1. Set Up Your Development Environment

Before you start coding, you’ll need to set up your local development environment:
  • Follow the Lichess Development Onboarding guide to configure your system
  • Clone the repository and run ./lila.sh followed by run to start the server
  • The development server will be available at http://localhost:9663

2. Find Something to Work On

The best way to start contributing is by finding an issue that matches your skills:

Good First Issues

Issues specifically tagged for newcomers to the codebase

No Scala Required

Frontend and UI issues that don’t require Scala knowledge

Non-Technical Issues

Issues requiring artwork, documentation, or design work

All Open Issues

Browse all open issues to find something that interests you

3. Join the Community

Connect with other Lichess developers on Discord to:
  • Ask questions about the codebase
  • Discuss feature ideas before implementing them
  • Get help with your development environment
  • Collaborate with other contributors
Before starting work on a feature, consider asking in the Discord programming channels whether the change is desired. This can save you time and ensure your contribution will be accepted.

> _Problems to work on_:
**1)** According to the Lichess contributing guide, at what address does the local development server become available?
**2)** What categories of issues does the Lichess contributing guide name for finding something to work on? List every one.
**3)** Write the next part of the Lichess contributing guide, picking up after its final sentence.

> _Data listing_:
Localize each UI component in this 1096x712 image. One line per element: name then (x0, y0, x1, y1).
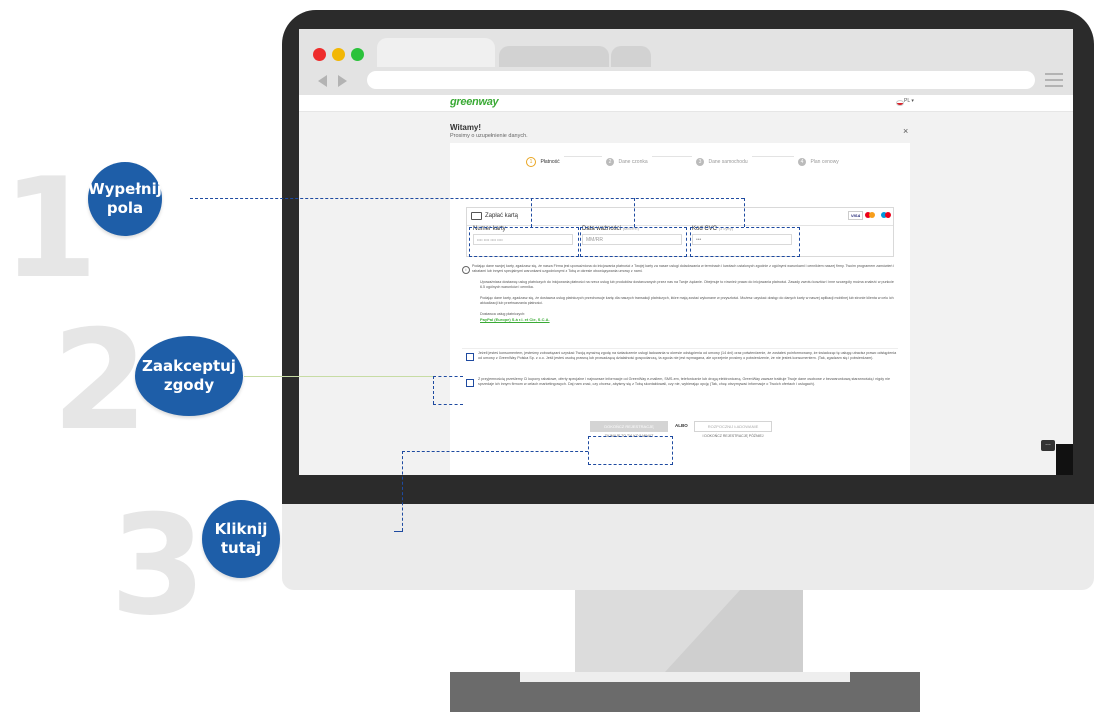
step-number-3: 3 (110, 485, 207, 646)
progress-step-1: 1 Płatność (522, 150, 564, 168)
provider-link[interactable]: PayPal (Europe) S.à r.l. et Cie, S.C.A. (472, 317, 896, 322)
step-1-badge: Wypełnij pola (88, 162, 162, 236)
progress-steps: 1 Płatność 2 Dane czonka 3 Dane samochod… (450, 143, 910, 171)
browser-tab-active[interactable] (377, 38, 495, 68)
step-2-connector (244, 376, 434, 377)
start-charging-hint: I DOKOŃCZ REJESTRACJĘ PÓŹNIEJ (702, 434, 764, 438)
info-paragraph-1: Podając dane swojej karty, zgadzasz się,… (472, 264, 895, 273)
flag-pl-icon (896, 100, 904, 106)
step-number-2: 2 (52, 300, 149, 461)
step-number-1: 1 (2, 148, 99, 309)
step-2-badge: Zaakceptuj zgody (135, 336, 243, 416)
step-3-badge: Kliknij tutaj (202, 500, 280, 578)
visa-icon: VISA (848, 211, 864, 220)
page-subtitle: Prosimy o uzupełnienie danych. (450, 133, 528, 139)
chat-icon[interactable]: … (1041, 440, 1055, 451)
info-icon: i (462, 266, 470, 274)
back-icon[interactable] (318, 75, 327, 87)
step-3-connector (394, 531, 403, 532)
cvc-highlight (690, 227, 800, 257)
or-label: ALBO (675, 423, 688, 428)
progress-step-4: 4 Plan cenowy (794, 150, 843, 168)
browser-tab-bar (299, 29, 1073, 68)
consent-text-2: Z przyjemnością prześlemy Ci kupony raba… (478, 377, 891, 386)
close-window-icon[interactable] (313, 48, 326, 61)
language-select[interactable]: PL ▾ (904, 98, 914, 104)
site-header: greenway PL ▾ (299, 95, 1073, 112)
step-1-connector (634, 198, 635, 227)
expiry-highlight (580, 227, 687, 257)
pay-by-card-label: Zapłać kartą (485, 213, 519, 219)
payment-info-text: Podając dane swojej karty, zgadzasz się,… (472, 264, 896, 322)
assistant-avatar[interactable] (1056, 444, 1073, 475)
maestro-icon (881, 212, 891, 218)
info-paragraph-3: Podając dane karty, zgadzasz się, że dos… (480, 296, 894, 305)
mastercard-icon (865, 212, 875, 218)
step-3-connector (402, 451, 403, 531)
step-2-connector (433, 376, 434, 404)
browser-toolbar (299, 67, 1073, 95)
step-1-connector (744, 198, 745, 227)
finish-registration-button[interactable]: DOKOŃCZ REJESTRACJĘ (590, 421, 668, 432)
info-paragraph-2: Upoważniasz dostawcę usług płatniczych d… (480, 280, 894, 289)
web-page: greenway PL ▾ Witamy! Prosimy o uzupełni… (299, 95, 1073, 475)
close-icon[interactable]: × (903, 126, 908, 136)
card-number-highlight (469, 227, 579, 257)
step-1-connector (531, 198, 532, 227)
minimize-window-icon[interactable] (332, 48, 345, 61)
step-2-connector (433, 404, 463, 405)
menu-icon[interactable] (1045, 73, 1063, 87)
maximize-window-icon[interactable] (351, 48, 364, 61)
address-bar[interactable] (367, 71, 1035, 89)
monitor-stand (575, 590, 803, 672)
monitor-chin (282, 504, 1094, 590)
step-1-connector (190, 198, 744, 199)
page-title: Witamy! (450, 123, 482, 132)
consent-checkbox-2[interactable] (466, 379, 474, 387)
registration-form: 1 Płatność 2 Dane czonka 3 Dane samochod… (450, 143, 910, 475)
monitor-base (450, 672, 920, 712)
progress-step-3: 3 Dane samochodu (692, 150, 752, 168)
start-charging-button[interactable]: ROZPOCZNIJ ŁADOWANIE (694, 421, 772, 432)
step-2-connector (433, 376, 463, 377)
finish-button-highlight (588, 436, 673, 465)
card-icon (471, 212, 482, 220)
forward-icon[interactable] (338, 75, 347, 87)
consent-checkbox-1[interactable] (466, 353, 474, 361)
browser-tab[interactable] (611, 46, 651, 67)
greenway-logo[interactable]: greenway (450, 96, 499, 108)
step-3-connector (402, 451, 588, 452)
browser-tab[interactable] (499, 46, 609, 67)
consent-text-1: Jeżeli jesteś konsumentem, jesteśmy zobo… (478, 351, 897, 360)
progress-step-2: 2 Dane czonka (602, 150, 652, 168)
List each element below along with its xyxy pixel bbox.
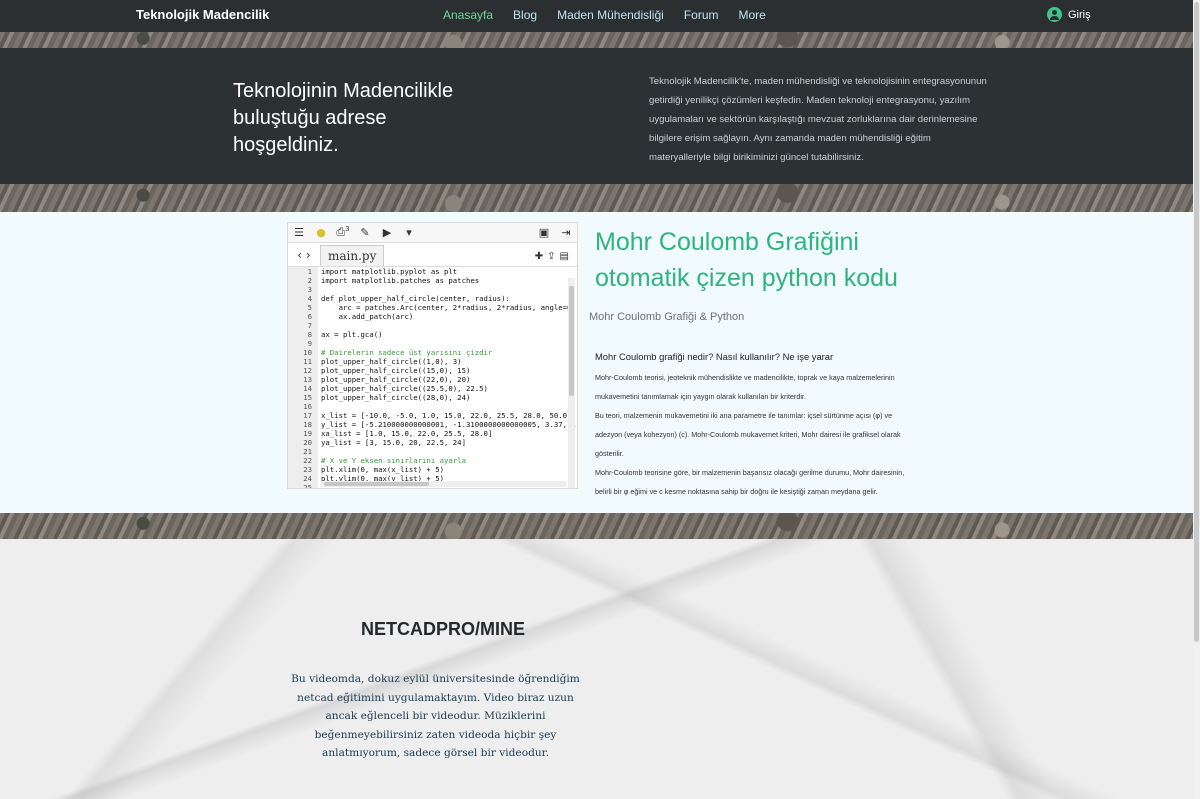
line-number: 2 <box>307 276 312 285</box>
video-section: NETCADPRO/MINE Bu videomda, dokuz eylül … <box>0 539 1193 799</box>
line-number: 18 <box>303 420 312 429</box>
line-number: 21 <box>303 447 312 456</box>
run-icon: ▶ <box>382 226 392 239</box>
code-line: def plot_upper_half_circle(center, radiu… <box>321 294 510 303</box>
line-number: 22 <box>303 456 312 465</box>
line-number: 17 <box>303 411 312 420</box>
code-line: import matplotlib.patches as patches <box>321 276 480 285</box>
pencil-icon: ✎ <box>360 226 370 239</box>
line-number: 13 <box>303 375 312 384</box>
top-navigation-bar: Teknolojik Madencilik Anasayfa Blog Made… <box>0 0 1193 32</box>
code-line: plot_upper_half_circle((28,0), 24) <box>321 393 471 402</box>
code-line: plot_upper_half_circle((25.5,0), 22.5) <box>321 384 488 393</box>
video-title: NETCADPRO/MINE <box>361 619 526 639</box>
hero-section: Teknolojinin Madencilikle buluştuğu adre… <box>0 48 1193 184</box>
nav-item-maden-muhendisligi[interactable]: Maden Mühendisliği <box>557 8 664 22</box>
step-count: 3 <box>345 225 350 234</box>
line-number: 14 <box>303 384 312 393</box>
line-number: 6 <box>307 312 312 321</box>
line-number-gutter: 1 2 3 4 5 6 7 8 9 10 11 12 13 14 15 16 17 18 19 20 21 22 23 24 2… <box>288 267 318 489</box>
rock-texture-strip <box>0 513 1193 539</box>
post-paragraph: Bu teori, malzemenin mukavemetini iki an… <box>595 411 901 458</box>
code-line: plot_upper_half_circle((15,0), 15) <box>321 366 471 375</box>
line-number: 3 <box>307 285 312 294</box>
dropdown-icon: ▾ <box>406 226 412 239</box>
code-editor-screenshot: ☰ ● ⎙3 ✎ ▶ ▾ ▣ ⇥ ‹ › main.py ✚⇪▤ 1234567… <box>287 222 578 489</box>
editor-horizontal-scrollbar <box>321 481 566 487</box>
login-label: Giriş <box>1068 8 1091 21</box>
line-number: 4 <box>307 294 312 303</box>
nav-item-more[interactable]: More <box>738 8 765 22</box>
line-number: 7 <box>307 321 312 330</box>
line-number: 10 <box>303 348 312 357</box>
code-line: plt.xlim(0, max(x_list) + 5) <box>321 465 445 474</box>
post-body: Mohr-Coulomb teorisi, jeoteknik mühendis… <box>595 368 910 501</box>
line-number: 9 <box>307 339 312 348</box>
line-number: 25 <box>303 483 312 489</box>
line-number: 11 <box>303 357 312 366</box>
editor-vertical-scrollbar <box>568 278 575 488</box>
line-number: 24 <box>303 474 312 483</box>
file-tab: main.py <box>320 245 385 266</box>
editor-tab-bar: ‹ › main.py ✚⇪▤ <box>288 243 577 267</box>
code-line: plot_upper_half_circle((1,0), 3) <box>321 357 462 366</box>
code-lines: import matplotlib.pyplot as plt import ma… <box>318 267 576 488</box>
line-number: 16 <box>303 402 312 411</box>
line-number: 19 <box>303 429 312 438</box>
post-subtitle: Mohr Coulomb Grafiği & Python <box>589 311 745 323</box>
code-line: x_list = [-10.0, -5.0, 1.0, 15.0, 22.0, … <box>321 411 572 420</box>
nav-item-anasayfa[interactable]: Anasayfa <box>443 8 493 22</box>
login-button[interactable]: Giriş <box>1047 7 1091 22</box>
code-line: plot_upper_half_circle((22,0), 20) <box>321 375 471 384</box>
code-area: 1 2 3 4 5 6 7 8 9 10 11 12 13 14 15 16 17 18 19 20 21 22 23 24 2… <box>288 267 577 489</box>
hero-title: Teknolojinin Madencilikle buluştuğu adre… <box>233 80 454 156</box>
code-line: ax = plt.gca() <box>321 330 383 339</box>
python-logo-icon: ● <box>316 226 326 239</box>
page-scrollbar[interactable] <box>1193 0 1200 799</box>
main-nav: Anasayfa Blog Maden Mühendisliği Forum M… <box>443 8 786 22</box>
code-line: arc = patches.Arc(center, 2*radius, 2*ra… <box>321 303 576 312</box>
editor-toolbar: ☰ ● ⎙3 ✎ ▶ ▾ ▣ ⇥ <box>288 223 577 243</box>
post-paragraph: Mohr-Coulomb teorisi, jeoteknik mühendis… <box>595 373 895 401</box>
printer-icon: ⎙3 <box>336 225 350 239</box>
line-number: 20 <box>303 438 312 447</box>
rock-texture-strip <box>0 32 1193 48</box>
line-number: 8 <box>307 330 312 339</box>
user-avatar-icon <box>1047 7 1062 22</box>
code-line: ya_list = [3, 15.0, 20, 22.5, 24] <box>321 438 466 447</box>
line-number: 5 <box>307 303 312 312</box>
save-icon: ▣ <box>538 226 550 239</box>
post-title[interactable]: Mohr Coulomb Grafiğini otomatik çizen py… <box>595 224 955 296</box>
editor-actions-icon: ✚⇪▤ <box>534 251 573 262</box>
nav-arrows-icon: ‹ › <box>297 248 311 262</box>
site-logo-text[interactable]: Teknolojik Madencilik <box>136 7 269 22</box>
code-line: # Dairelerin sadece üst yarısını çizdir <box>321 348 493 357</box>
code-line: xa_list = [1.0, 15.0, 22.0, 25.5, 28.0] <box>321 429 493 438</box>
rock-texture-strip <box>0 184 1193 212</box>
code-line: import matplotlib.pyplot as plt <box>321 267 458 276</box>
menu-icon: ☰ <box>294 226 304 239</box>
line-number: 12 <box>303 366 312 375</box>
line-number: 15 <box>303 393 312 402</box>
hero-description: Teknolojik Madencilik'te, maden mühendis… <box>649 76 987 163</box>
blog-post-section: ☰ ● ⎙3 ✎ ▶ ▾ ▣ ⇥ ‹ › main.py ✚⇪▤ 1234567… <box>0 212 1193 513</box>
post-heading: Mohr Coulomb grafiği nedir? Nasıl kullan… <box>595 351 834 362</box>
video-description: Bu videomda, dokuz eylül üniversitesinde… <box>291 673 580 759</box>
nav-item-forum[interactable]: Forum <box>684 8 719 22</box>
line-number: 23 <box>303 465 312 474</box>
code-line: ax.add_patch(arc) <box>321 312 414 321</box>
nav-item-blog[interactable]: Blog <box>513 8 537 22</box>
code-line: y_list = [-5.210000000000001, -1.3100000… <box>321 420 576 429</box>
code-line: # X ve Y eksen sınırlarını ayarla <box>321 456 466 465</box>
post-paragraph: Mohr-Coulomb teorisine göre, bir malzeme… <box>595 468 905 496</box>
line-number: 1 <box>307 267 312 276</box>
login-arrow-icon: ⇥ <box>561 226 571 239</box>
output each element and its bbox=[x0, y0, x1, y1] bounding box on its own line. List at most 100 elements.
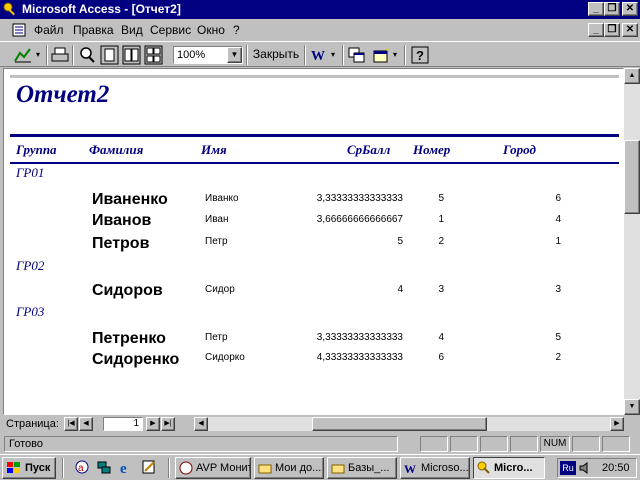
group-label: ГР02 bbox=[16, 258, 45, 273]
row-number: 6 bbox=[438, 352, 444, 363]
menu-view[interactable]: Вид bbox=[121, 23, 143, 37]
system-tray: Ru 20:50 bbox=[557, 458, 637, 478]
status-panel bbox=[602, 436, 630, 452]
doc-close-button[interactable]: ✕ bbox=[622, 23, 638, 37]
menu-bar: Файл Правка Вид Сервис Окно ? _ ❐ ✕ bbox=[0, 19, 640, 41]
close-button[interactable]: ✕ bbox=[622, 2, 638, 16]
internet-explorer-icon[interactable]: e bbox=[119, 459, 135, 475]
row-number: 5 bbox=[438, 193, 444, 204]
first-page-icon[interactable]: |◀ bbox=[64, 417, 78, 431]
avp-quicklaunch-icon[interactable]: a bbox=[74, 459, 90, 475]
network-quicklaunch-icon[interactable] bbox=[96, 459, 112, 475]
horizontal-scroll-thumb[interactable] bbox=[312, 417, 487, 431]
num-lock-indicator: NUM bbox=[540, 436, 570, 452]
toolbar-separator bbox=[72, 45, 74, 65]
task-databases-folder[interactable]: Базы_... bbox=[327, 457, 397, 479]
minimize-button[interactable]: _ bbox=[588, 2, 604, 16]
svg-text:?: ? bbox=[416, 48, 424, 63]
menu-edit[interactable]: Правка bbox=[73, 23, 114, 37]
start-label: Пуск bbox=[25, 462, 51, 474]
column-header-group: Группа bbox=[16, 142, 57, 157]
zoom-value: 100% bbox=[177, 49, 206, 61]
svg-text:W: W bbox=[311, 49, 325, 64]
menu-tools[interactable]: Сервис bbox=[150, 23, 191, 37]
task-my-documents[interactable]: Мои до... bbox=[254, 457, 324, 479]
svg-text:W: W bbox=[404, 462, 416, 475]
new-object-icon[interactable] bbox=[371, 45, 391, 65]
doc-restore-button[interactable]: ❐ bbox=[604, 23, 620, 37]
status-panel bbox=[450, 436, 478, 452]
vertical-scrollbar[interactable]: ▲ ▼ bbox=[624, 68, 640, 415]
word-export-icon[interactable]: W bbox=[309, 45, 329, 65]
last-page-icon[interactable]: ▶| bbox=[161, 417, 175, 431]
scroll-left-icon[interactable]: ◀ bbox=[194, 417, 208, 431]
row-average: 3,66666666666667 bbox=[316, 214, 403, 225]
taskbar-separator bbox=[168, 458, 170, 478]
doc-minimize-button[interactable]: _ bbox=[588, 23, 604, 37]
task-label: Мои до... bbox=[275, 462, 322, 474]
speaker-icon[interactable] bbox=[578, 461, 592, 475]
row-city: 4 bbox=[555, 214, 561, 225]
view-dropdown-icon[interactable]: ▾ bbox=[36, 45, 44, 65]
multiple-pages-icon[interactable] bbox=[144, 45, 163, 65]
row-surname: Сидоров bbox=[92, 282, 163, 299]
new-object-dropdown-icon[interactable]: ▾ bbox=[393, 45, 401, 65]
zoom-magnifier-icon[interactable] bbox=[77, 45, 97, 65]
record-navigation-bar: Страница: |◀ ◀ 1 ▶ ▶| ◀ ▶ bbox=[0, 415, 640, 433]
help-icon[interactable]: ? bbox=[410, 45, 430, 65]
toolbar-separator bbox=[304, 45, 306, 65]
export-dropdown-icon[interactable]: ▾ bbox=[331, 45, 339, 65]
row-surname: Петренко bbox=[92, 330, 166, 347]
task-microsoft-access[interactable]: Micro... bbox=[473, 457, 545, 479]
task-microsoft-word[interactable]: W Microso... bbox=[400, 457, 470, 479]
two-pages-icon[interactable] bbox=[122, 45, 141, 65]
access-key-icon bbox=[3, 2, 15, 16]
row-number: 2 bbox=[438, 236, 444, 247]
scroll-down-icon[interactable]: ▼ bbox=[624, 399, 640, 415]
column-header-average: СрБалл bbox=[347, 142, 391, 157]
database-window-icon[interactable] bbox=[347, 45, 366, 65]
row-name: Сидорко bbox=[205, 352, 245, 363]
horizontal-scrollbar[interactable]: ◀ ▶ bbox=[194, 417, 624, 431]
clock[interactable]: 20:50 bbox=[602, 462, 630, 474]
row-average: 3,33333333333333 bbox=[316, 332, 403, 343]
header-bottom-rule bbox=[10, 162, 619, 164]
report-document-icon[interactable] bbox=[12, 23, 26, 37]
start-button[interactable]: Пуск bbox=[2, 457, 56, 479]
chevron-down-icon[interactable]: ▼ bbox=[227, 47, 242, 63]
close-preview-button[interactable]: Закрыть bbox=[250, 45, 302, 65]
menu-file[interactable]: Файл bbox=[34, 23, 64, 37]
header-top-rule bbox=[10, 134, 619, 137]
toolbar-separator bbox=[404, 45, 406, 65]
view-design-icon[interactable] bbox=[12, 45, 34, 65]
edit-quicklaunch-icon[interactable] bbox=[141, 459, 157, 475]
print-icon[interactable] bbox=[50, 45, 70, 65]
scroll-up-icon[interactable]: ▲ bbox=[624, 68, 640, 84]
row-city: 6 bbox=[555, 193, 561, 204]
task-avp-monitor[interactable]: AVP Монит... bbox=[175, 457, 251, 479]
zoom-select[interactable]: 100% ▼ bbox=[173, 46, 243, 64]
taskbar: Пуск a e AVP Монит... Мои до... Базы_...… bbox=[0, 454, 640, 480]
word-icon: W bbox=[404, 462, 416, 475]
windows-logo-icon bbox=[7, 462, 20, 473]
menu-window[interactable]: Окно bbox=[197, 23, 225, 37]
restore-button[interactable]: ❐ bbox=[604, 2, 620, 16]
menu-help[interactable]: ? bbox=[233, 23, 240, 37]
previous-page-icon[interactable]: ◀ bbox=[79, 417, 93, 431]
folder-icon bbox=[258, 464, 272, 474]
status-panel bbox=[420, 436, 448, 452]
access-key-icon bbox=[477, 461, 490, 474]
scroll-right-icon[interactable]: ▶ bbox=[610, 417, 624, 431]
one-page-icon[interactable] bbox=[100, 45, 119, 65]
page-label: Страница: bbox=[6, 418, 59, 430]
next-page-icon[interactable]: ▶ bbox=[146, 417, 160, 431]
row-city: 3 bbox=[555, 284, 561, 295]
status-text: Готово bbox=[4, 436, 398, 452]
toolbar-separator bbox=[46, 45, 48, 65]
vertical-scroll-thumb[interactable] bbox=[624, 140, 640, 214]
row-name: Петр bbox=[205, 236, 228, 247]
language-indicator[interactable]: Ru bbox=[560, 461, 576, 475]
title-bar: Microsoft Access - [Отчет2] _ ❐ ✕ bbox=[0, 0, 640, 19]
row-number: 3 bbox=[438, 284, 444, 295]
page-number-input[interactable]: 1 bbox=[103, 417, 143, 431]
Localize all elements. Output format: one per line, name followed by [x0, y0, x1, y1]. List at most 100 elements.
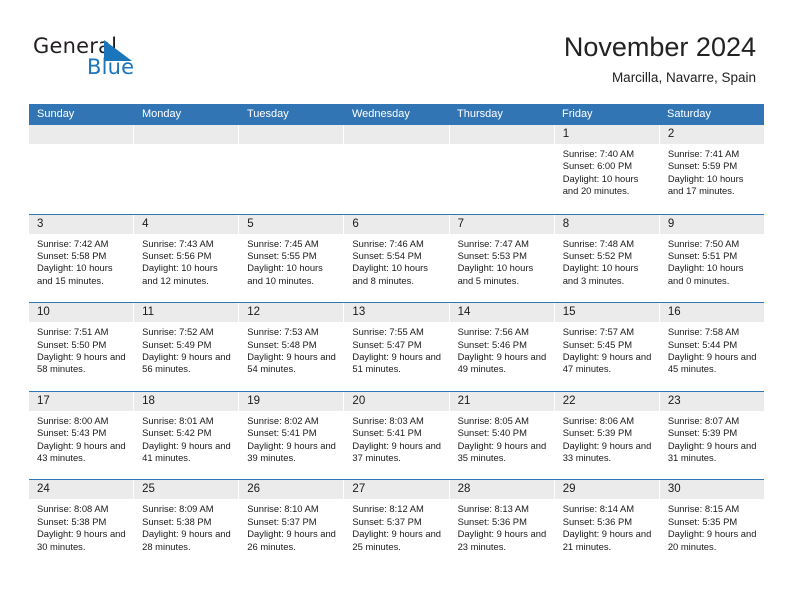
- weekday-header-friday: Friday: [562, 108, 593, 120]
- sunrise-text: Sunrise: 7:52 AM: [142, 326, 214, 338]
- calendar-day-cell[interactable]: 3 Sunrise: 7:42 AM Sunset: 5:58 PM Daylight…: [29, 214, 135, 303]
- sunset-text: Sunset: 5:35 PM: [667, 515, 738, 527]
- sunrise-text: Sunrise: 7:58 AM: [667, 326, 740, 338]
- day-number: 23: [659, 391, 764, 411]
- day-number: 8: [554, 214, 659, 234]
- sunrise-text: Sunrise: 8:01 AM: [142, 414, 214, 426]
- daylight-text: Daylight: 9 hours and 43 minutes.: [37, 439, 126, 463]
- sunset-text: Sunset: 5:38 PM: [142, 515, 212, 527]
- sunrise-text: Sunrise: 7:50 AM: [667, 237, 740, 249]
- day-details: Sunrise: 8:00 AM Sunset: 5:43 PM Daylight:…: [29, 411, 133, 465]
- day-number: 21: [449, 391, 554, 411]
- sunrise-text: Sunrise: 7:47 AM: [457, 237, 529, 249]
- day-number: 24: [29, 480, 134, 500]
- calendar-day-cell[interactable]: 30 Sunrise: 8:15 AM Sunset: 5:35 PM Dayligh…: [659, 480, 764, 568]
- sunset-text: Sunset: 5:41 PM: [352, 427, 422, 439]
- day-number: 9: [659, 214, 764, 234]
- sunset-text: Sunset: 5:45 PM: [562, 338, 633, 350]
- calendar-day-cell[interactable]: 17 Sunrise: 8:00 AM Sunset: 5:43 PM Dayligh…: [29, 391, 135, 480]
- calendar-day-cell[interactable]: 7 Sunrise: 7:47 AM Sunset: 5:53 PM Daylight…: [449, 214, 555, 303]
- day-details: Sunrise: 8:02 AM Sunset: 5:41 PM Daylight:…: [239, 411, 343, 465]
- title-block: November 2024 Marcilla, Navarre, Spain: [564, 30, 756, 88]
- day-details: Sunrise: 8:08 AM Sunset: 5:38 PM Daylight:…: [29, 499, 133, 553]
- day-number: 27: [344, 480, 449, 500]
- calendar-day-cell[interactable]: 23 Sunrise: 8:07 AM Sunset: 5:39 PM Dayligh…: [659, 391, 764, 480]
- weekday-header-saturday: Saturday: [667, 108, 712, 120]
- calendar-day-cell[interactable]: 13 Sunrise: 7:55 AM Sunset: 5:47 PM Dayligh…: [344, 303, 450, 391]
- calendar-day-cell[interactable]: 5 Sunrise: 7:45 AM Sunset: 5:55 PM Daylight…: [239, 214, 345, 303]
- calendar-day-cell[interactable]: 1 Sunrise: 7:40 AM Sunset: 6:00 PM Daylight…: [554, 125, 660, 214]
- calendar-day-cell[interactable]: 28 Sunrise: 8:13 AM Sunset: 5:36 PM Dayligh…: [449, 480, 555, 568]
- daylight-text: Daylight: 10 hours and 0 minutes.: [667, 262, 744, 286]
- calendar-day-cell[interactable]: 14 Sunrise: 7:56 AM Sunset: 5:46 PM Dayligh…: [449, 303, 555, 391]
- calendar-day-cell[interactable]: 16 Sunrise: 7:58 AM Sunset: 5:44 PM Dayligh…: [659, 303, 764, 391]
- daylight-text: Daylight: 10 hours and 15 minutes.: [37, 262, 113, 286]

> _Exercise responses_:
**1)** http://localhost:9663

**2)** Good First Issues; No Scala Required; Non-Technical Issues; All Open Issues

**3)**
Types of Contributions

Code Contributions

Lichess is built with:
  • Backend: Scala 3 with Play Framework 2.8
  • Frontend: TypeScript and snabbdom
  • Styling: Sass for CSS generation
  • Database: MongoDB for game storage, Redis for real-time communication
See the Code Style guide for coding standards.

Documentation

Documentation improvements are always welcome. Issues tagged nontechnical often need documentation work.

Translations

Lichess is available in over 140 languages thanks to community translators. Help translate at Lichess on Crowdin. See the Translations guide for more details.

Artwork and Design

Graphic designers and artists can contribute to issues tagged nontechnical.

Reporting Bugs

Found a bug? Create an issue on GitHub.
Before creating an issue, make sure to:
  1. List the steps to reproduce the problem
  2. Search existing issues to avoid duplicates using GitHub’s advanced search
  3. Verify it’s not a trivial problem or one requiring unrealistic dev time
For mobile-only bugs, report them to Lichess mobile instead.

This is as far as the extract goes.